■ TAREFA 1
Liste tudo o que, segundo o manifesto contra o PL 2946/2015, é afrontado pelas atitudes criticadas.
■ TAREFA 2
Dê continuidade ao manifesto contra o PL 2946/2015 a partir do ponto em que ele termina.

───── TEXTO FORNECIDO

NÃO VAMOS PACTUAR COM A ENCENAÇÃO DE PARTICIPAÇÃO NO PL 2946/2015

 

As entidades socioambientais, sindicais e acadêmicas, reunidas na FRENTE AMPLA CONTRA O PL 2946/2015, decidirammais uma vez, se manifestar.

 

É incompreensível e inaceitável que, no momento em que o Estado de Minas Gerais vive o maior desastre ambiental do país, e um dos maiores do mundo, com o rompimento, ocorrido no dia 05 de novembro de 2015, de uma barragem de rejeito da Samarco Mineração, em Mariana, o Governador Pimentel ainda mantenha o regime de urgência na tramitação do Projeto de Lei 2946/2015 e que as Comissões de Meio Ambiente e de Administração Pública, da Assembleia Legislativa, tenham pautado o referido PL nos dias 17 e 18 de novembro, numa sequência de 3 reuniões conjuntas, mesmo tendo sido adiada a reunião conjunta do COPAM-CERH, agendada para o dia 09/11, com a alegação de que “neste momento todos os esforços estão voltados para o apoio às vítimas e ao meio ambiente”.

 

Entendemos que tais atitudes afrontam os princípios democráticos, a solidariedade humana, aqueles que ainda sequer enterraram seus mortos e a população ao longo do Rio Doce, que vive graves situações de caos e dificuldade de aceso à água, fruto de um crime ambiental de enorme magnitude.

──────────
───── INFORMAÇÕES FORNECIDAS

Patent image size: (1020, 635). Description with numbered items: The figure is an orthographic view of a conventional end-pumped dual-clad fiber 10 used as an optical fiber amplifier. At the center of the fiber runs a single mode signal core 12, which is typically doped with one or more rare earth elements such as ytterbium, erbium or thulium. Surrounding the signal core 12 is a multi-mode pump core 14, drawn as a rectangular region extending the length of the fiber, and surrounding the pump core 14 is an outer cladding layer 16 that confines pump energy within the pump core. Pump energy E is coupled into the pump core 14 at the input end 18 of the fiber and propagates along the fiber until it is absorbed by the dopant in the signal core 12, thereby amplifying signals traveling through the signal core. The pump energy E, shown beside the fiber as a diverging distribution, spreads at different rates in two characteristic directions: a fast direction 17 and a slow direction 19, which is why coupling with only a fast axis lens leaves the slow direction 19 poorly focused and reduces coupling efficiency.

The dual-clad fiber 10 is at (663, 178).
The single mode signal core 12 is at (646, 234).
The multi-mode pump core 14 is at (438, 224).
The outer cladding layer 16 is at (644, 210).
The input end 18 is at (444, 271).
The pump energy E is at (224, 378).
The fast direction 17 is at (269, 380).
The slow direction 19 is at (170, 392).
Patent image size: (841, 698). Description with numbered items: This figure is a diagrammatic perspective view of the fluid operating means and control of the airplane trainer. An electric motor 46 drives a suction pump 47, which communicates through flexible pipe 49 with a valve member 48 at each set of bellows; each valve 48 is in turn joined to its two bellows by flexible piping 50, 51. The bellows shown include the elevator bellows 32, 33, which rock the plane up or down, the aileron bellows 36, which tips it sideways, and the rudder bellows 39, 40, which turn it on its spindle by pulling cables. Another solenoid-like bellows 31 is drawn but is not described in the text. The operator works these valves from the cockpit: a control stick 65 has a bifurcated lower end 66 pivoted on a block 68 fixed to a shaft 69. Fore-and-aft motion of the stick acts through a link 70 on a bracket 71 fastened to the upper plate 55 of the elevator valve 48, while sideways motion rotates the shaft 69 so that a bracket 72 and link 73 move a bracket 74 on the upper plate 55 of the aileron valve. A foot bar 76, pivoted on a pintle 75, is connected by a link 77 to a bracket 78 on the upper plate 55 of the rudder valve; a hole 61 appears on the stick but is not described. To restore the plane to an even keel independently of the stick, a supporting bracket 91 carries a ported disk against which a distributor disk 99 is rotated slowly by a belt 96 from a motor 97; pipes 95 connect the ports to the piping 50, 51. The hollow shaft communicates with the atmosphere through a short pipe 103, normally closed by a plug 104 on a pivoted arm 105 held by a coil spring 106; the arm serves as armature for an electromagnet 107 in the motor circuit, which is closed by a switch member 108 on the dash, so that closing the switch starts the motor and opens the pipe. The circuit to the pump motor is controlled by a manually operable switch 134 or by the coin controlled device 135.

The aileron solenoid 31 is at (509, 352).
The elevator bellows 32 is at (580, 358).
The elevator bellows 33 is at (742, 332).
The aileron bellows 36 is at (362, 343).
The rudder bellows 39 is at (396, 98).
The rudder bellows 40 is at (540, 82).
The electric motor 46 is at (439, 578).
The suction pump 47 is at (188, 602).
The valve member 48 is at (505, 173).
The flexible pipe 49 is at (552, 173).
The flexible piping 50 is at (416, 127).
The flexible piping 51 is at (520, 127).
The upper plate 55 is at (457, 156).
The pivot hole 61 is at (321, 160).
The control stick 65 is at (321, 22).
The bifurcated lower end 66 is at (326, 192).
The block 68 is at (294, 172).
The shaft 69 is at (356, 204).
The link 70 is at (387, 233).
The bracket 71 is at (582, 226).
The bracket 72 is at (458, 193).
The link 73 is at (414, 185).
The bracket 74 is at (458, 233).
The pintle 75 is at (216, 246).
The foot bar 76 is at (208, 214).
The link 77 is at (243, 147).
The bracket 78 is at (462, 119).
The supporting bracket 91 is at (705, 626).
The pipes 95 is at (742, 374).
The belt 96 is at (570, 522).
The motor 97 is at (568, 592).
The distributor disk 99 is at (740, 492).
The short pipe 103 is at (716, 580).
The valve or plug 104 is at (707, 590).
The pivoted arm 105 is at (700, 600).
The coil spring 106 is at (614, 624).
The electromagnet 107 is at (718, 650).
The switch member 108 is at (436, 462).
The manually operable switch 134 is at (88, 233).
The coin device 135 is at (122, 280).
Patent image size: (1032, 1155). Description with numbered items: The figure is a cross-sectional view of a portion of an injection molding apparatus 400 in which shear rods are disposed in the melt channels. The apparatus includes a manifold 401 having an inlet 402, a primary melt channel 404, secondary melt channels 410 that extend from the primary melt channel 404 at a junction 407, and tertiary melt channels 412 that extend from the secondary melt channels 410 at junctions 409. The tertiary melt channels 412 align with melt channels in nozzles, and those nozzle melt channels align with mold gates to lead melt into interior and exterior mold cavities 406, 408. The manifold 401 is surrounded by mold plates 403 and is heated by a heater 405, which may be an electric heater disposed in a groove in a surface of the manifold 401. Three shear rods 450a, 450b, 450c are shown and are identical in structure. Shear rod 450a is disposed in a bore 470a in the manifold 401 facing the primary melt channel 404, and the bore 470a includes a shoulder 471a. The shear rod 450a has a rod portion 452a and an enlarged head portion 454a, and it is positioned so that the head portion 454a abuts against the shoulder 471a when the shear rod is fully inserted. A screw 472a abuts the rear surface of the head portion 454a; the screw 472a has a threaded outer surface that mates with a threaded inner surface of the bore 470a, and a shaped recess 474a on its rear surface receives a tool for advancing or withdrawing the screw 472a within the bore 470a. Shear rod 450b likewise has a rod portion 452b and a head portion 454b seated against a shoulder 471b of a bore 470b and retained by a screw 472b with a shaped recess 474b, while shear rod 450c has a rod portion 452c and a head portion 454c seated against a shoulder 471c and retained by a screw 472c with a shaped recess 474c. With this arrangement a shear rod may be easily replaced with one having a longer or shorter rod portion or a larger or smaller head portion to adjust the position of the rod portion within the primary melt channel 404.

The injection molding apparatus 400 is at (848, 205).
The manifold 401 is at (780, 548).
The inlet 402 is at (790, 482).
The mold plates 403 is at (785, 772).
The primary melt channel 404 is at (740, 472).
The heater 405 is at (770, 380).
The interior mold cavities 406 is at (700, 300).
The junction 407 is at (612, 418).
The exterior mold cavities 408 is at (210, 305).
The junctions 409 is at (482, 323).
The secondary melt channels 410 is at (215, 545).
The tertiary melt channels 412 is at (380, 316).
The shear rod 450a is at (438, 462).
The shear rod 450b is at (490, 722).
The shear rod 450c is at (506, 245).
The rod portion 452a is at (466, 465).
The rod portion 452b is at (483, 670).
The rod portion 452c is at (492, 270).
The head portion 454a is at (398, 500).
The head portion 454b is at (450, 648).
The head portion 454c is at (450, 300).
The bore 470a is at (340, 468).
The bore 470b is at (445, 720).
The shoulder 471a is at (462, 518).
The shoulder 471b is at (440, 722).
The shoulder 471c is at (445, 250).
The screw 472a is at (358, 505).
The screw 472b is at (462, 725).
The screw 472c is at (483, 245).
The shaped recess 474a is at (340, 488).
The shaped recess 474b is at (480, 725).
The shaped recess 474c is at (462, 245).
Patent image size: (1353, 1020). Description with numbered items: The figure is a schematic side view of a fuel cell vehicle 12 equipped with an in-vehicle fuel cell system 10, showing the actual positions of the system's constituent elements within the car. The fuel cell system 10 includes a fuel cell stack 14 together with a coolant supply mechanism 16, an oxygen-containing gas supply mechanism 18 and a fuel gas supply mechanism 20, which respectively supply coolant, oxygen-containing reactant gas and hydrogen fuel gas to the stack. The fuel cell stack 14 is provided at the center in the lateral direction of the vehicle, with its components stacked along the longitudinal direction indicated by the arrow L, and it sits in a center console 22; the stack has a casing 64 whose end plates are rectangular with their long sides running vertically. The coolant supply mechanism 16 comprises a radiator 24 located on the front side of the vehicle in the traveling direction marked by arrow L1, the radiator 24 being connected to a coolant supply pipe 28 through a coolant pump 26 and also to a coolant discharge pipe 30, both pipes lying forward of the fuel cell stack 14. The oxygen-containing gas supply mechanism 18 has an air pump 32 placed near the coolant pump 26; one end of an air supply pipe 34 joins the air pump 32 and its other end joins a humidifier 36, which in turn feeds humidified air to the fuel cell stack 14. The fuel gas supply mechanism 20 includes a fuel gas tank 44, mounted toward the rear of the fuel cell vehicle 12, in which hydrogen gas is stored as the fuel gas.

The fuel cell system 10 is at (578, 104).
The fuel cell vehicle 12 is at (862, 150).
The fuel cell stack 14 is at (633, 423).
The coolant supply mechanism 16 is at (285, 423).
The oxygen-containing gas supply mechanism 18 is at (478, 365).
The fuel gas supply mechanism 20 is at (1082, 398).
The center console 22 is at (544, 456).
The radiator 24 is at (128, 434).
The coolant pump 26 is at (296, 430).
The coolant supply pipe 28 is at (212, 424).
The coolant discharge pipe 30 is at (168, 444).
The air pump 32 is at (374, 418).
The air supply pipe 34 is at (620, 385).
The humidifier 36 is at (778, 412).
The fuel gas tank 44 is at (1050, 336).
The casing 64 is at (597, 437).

──────────

■ RESPOSTA ESPERADA 1
- os princípios democráticos
- a solidariedade humana
- aqueles que ainda sequer enterraram seus mortos
- a população ao longo do Rio Doce

■ RESPOSTA ESPERADA 2
Sendo assim as entidades que compõem “Frente Ampla Contra o PL 2946/2015” resolvem não pactuar com esta encenação de que está havendo ampla participação da sociedade e deixar claro que este projeto de lei é do governo Pimentel e da Fiemg e que a sociedade civil organizada não é signatária do mesmo, porque  não quiseram, verdadeiramente, que houvesse a nossa participação. Reafirmamos que em nenhum momento nos colocamos contra a discussão de um novo projeto de gestão ambiental, mas  sim que ele não fosse discutido da forma assoberbada como está sendo, através do regime de urgência.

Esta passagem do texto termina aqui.